**WHAT IS ASKED:** All of the data should be repeated exactly; pictures are not part of the copy.

**DATA LISTING:**
------------------------------------------------------------

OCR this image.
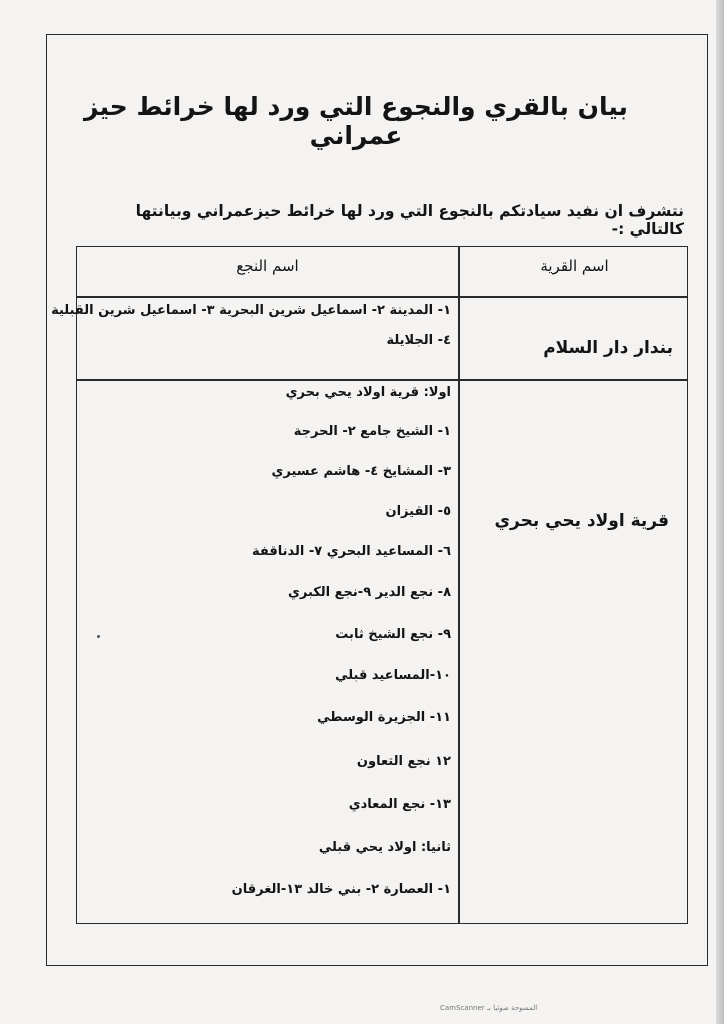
بيان بالقري والنجوع التي ورد لها خرائط حيز عمراني
نتشرف ان نفيد سيادتكم بالنجوع التي ورد لها خرائط حيزعمراني وبيانتها كالتالي :-
اسم القرية
اسم النجع
بندار دار السلام
١- المدينة ٢- اسماعيل شرين البحرية ٣- اسماعيل شرين القبلية
٤- الجلايلة
قرية اولاد يحي بحري
اولا: قرية اولاد يحي بحري
١- الشيخ جامع ٢- الحرجة
٣- المشايخ ٤- هاشم عسيري
٥- القيزان
٦- المساعيد البحري ٧- الدناقفة
٨- نجع الدير ٩-نجع الكبري
٩- نجع الشيخ ثابت
١٠-المساعيد قبلي
١١- الجزيرة الوسطي
١٢ نجع التعاون
١٣- نجع المعادي
ثانيا: اولاد يحي قبلي
١- العصارة ٢- بني خالد ١٣-الغرقان
CamScanner المسوحة ضوئيا بـ
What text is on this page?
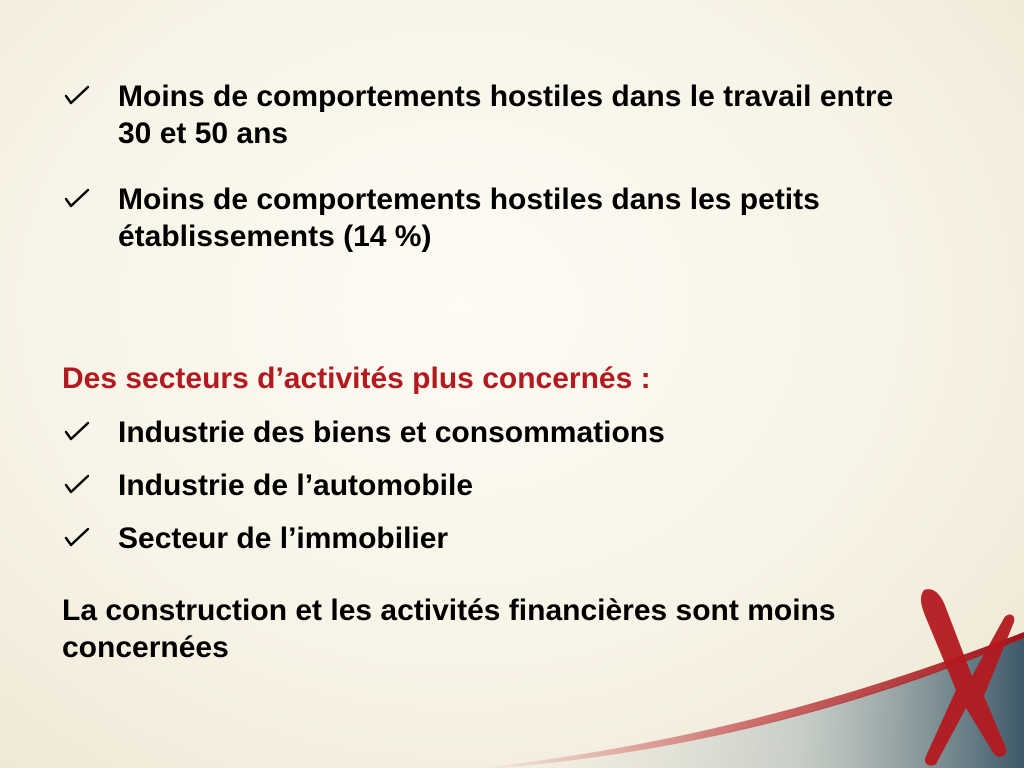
Moins de comportements hostiles dans le travail entre 30 et 50 ans
Moins de comportements hostiles dans les petits établissements (14 %)

Des secteurs d’activités plus concernés :

Industrie des biens et consommations
Industrie de l’automobile
Secteur de l’immobilier

La construction et les activités financières sont moins concernées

------------------------------------------------------------

**ANSWER TO THE TASK:**
OCR this image.
بيان بالقري والنجوع التي ورد لها خرائط حيز عمراني
نتشرف ان نفيد سيادتكم بالنجوع التي ورد لها خرائط حيزعمراني وبيانتها كالتالي :-
اسم القرية
اسم النجع
بندار دار السلام
١- المدينة ٢- اسماعيل شرين البحرية ٣- اسماعيل شرين القبلية
٤- الجلايلة
قرية اولاد يحي بحري
اولا: قرية اولاد يحي بحري
١- الشيخ جامع ٢- الحرجة
٣- المشايخ ٤- هاشم عسيري
٥- القيزان
٦- المساعيد البحري ٧- الدناقفة
٨- نجع الدير ٩-نجع الكبري
٩- نجع الشيخ ثابت
١٠-المساعيد قبلي
١١- الجزيرة الوسطي
١٢ نجع التعاون
١٣- نجع المعادي
ثانيا: اولاد يحي قبلي
١- العصارة ٢- بني خالد ١٣-الغرقان
CamScanner المسوحة ضوئيا بـ
What text is on this page?
Moins de comportements hostiles dans le travail entre 30 et 50 ans
Moins de comportements hostiles dans les petits établissements (14 %)

Des secteurs d’activités plus concernés :

Industrie des biens et consommations
Industrie de l’automobile
Secteur de l’immobilier

La construction et les activités financières sont moins concernées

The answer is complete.